> [SUPPLIED INFORMATION]
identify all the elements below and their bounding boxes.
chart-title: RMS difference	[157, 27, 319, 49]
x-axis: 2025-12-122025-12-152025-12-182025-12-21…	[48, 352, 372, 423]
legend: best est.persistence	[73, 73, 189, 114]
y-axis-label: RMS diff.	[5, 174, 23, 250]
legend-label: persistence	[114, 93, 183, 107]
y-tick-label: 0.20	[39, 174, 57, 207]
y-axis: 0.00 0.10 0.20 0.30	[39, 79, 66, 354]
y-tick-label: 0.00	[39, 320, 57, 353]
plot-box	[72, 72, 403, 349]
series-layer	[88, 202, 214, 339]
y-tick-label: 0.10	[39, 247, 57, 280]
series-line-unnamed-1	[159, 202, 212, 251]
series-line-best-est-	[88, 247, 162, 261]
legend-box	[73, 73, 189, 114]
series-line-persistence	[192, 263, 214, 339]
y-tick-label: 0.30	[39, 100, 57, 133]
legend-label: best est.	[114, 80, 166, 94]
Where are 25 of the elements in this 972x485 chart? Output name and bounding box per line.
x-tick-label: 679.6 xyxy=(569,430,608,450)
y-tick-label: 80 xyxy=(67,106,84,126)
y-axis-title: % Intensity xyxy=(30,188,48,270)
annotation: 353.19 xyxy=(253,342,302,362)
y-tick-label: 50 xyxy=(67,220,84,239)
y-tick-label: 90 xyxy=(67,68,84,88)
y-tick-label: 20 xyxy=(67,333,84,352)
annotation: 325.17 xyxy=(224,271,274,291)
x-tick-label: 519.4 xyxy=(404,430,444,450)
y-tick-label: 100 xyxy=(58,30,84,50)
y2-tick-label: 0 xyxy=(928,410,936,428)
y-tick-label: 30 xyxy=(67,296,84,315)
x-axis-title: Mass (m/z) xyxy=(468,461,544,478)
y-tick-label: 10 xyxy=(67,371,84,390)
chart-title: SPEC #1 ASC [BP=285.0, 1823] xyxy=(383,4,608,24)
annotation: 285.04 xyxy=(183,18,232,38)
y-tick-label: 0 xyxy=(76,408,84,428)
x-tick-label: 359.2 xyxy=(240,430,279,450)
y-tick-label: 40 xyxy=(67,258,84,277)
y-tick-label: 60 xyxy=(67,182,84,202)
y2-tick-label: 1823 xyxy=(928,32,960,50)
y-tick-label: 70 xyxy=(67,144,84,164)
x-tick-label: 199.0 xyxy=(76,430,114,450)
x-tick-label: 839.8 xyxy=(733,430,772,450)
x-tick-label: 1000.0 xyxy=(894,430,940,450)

> [OBJECTIVE]
Turn the listing above into a numbered list, from its first line through the line that contains "100, 57, 133]", both included, leaving out any blank lines.

> [THE COMPLETED TASK]
1. identify all the elements below and their bounding boxes.
2. chart-title: RMS difference	[157, 27, 319, 49]
3. x-axis: 2025-12-122025-12-152025-12-182025-12-21…	[48, 352, 372, 423]
4. legend: best est.persistence	[73, 73, 189, 114]
5. y-axis-label: RMS diff.	[5, 174, 23, 250]
6. legend-label: persistence	[114, 93, 183, 107]
7. y-tick-label: 0.20	[39, 174, 57, 207]
8. y-axis: 0.00 0.10 0.20 0.30	[39, 79, 66, 354]
9. y-tick-label: 0.00	[39, 320, 57, 353]
10. plot-box	[72, 72, 403, 349]
11. series-layer	[88, 202, 214, 339]
12. y-tick-label: 0.10	[39, 247, 57, 280]
13. series-line-unnamed-1	[159, 202, 212, 251]
14. series-line-best-est-	[88, 247, 162, 261]
15. legend-box	[73, 73, 189, 114]
16. series-line-persistence	[192, 263, 214, 339]
17. y-tick-label: 0.30	[39, 100, 57, 133]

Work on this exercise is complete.